(Element box annotations)
■ ■ ■ ■ ■ ■ ■
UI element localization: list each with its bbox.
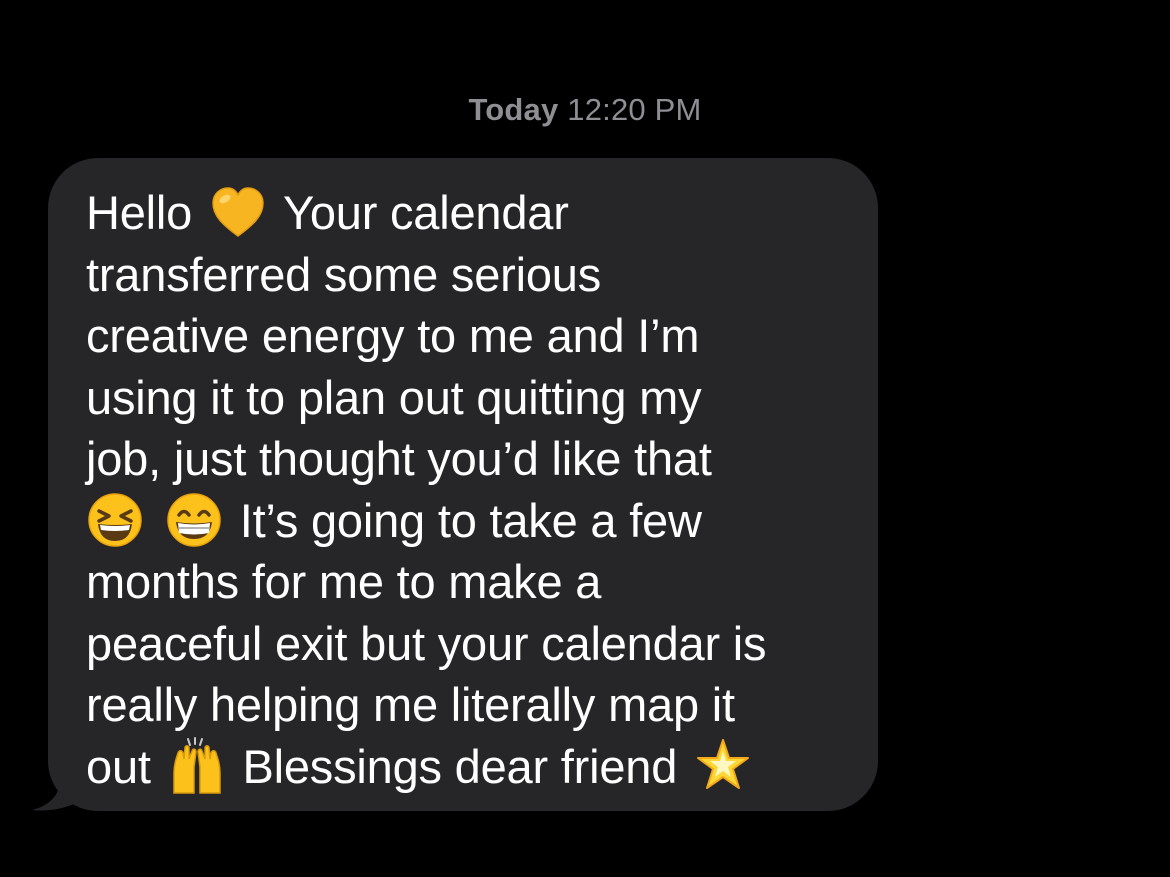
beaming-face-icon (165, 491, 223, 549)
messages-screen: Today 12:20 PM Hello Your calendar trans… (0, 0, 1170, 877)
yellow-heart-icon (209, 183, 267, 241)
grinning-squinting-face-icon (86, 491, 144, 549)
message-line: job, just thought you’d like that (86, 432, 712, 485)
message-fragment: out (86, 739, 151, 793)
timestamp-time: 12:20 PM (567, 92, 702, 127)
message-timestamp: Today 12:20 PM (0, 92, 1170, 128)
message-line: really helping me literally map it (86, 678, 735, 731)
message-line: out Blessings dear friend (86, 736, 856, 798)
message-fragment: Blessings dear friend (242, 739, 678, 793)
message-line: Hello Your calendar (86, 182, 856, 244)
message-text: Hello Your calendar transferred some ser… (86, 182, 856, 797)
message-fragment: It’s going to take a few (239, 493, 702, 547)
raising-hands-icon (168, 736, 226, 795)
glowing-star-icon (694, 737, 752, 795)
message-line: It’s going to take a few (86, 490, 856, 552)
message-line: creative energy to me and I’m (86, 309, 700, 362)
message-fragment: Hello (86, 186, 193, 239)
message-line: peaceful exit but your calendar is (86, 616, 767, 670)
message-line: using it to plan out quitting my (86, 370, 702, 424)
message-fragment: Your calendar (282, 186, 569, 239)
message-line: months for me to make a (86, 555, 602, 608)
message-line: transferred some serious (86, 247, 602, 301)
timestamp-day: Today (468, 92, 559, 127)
■ ■ ■ ■ ■ ■ ■
◆ What is asked ◆
Write out the lines from the one containing "beaming-face-icon (165, 491, 223, 549)" through the one containing "message-fragment: Blessings dear", including both of those lines.

◆ Solution to the problem ◆
beaming-face-icon (165, 491, 223, 549)
messages-screen: Today 12:20 PM Hello Your calendar trans… (0, 0, 1170, 877)
yellow-heart-icon (209, 183, 267, 241)
grinning-squinting-face-icon (86, 491, 144, 549)
message-line: job, just thought you’d like that (86, 432, 712, 485)
message-fragment: out (86, 739, 151, 793)
timestamp-time: 12:20 PM (567, 92, 702, 127)
message-timestamp: Today 12:20 PM (0, 92, 1170, 128)
message-line: really helping me literally map it (86, 678, 735, 731)
message-line: out Blessings dear friend (86, 736, 856, 798)
message-fragment: Blessings dear friend (242, 739, 678, 793)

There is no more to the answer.